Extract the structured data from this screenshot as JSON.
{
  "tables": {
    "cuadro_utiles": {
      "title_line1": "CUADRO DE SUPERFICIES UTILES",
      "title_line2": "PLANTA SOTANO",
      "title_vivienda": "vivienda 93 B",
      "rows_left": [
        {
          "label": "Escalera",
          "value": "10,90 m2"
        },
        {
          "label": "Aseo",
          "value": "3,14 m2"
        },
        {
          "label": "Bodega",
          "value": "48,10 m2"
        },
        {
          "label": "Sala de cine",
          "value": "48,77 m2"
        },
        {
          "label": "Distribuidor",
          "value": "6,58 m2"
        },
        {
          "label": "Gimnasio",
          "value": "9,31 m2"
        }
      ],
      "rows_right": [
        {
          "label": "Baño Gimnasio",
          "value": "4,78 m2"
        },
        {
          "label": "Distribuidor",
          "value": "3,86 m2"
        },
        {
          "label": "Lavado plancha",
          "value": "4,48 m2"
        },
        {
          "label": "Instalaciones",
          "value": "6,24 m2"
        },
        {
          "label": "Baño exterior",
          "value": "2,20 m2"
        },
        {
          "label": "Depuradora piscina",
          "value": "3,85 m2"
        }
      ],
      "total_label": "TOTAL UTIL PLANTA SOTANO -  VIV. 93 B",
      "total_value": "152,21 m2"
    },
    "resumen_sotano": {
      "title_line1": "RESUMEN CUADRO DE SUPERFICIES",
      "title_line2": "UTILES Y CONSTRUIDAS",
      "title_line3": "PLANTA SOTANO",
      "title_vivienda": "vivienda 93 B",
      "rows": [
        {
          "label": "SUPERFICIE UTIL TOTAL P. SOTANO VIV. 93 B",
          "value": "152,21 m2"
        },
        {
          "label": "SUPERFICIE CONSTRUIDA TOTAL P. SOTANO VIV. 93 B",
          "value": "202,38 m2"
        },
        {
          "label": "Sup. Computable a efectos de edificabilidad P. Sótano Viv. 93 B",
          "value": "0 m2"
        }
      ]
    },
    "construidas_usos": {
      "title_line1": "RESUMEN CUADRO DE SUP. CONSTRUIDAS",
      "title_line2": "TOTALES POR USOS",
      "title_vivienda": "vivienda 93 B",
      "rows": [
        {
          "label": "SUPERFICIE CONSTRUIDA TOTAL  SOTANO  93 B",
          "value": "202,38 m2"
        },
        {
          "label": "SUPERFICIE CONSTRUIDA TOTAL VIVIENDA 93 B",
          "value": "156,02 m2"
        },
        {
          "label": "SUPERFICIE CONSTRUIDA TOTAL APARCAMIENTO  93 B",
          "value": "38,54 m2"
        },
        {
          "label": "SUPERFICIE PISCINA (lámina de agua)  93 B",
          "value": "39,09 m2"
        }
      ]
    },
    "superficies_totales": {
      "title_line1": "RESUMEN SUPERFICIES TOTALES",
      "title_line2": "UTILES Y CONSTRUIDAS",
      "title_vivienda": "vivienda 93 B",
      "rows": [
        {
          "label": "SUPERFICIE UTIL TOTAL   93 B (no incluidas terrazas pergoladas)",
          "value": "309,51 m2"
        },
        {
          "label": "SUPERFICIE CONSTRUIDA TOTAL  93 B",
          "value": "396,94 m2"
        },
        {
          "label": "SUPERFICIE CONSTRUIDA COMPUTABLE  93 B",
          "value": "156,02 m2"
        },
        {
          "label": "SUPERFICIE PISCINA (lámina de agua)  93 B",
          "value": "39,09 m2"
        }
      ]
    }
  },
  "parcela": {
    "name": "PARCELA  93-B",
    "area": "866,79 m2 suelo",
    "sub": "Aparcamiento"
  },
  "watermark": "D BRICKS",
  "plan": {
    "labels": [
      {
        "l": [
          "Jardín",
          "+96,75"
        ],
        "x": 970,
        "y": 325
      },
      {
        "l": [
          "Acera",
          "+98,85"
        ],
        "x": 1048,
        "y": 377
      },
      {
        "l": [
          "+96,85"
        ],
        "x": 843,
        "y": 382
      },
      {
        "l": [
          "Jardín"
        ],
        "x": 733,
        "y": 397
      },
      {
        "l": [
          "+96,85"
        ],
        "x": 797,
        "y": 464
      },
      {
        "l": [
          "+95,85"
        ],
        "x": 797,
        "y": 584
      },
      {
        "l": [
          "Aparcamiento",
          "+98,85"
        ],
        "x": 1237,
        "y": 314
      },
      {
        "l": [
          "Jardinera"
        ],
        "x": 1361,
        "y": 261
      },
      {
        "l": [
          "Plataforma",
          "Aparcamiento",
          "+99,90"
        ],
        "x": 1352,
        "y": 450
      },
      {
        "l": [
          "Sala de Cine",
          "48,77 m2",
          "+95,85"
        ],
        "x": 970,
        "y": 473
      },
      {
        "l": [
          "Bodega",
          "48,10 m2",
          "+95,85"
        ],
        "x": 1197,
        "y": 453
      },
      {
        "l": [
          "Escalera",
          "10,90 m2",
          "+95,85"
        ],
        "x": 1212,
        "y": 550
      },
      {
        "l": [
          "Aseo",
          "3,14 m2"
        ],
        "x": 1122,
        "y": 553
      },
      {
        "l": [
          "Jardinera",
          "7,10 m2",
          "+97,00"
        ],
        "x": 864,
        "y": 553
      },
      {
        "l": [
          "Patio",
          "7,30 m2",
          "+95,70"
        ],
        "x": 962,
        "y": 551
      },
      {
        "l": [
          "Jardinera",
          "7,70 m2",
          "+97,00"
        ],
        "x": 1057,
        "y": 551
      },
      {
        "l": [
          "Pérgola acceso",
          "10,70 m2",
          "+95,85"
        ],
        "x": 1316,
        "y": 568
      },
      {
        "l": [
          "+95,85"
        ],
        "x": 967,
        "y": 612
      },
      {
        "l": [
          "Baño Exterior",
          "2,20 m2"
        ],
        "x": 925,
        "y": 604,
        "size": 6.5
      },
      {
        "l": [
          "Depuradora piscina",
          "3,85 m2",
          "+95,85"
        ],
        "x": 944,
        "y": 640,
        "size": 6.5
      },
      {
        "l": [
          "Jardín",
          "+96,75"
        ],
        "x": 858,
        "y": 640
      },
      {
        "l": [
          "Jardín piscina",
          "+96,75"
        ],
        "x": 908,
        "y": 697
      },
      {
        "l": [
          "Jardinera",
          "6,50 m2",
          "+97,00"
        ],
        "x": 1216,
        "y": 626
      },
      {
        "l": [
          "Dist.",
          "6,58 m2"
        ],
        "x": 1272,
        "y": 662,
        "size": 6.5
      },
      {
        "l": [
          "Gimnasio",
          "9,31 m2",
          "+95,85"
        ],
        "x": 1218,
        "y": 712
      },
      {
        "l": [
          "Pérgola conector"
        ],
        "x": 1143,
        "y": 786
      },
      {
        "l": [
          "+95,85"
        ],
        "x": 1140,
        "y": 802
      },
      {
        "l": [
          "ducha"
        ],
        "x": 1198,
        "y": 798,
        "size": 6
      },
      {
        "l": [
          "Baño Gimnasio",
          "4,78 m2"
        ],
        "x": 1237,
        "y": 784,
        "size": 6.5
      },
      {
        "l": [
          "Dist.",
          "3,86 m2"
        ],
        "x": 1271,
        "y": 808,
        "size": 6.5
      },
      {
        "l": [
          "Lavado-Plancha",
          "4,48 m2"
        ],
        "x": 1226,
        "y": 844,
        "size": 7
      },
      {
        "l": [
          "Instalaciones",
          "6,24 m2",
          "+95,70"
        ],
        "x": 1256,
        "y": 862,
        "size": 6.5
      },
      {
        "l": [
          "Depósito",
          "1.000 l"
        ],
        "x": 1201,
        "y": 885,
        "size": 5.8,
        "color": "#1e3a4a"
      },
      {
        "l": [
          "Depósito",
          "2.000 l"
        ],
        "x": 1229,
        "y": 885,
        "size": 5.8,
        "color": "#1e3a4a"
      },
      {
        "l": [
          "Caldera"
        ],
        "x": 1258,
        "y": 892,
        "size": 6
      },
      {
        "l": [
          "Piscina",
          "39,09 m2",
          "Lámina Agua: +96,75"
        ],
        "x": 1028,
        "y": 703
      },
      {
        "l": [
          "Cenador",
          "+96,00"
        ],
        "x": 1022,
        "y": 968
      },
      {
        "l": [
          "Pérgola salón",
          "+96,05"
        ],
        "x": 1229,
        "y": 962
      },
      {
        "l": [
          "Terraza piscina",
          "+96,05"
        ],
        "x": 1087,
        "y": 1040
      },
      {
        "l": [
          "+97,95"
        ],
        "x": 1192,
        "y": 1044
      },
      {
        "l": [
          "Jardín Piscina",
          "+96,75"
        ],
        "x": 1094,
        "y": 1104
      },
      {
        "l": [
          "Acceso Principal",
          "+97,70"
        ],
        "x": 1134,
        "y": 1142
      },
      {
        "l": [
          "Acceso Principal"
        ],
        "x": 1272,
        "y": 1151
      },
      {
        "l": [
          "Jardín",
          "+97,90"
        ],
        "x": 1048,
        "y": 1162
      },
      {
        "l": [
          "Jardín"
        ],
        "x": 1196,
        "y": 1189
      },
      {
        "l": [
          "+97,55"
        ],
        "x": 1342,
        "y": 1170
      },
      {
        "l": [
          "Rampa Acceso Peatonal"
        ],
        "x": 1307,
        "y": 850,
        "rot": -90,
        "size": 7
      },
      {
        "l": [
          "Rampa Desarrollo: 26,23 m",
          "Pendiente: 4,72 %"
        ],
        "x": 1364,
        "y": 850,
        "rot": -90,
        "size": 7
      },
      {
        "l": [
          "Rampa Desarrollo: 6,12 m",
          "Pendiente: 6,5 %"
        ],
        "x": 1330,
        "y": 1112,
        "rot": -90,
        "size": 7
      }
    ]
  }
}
• • • • • • •
:: Requirements ::
Extract every line that has the string "Desarrollo" in it.

:: Response to this task ::
          "Rampa Desarrollo: 26,23 m",
          "Rampa Desarrollo: 6,12 m",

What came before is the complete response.